[JOB]:
Find each line with the string "Europe" and report it.

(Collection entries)
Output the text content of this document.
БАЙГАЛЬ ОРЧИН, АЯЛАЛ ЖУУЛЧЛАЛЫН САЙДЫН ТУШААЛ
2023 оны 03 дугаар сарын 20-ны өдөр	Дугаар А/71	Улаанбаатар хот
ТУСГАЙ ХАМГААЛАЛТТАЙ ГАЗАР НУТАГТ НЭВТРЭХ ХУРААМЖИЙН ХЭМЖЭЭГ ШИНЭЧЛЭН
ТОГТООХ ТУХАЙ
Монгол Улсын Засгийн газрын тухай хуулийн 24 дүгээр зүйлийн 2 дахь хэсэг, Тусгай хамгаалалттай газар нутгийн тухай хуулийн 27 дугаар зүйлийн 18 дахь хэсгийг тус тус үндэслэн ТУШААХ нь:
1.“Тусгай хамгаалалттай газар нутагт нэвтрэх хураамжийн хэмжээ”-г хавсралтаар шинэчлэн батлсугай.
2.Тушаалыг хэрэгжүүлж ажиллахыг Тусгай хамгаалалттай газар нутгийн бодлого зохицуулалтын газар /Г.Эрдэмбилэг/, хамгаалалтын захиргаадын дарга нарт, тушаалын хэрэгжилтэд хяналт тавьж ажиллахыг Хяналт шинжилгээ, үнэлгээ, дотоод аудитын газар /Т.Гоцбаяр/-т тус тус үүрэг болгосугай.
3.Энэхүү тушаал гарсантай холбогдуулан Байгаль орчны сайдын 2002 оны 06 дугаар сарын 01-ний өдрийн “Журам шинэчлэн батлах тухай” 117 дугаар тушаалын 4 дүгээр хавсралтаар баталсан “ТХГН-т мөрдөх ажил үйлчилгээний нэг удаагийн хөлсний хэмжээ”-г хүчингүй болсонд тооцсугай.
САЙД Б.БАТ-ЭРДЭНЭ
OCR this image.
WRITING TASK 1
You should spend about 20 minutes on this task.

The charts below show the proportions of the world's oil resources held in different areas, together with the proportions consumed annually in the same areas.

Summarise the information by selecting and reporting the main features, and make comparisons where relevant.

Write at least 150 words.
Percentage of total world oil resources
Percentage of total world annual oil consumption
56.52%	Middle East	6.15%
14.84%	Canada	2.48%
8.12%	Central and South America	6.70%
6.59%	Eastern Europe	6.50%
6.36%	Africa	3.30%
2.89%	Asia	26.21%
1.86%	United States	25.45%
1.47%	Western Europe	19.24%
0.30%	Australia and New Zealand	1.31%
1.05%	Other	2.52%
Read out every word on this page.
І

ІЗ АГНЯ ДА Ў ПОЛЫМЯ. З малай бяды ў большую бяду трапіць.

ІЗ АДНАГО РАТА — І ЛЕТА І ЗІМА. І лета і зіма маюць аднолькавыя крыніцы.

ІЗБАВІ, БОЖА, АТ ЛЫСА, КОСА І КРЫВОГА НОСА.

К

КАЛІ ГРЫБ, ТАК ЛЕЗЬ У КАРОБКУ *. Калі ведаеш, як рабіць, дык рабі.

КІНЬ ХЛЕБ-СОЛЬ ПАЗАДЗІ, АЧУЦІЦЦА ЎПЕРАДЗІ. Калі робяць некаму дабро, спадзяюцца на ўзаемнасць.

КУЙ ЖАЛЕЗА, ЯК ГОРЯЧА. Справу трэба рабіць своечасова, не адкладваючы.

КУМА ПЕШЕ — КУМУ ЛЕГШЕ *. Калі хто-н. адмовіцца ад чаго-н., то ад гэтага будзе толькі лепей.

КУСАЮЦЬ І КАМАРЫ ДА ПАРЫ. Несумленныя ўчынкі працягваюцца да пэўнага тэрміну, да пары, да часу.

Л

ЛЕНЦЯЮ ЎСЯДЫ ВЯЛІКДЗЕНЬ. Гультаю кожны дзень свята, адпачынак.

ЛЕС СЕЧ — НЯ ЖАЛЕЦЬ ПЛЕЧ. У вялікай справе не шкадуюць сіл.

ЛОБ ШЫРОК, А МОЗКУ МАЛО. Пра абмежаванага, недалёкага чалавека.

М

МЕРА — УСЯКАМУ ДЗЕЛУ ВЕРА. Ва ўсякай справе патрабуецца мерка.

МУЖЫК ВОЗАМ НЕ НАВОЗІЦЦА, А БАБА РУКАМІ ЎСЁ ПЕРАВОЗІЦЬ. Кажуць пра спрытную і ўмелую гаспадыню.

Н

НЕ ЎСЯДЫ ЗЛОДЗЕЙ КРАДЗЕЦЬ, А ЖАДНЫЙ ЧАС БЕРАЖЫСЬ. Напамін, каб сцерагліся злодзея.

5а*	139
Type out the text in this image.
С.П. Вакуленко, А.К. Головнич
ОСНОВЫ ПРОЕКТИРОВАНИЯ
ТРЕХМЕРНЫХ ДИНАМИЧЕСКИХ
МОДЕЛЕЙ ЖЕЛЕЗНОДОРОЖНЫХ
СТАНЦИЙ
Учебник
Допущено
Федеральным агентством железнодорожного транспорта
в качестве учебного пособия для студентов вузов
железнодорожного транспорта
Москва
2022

[THE RESPONSE]:
6.59%	Eastern Europe	6.50%
1.47%	Western Europe	19.24%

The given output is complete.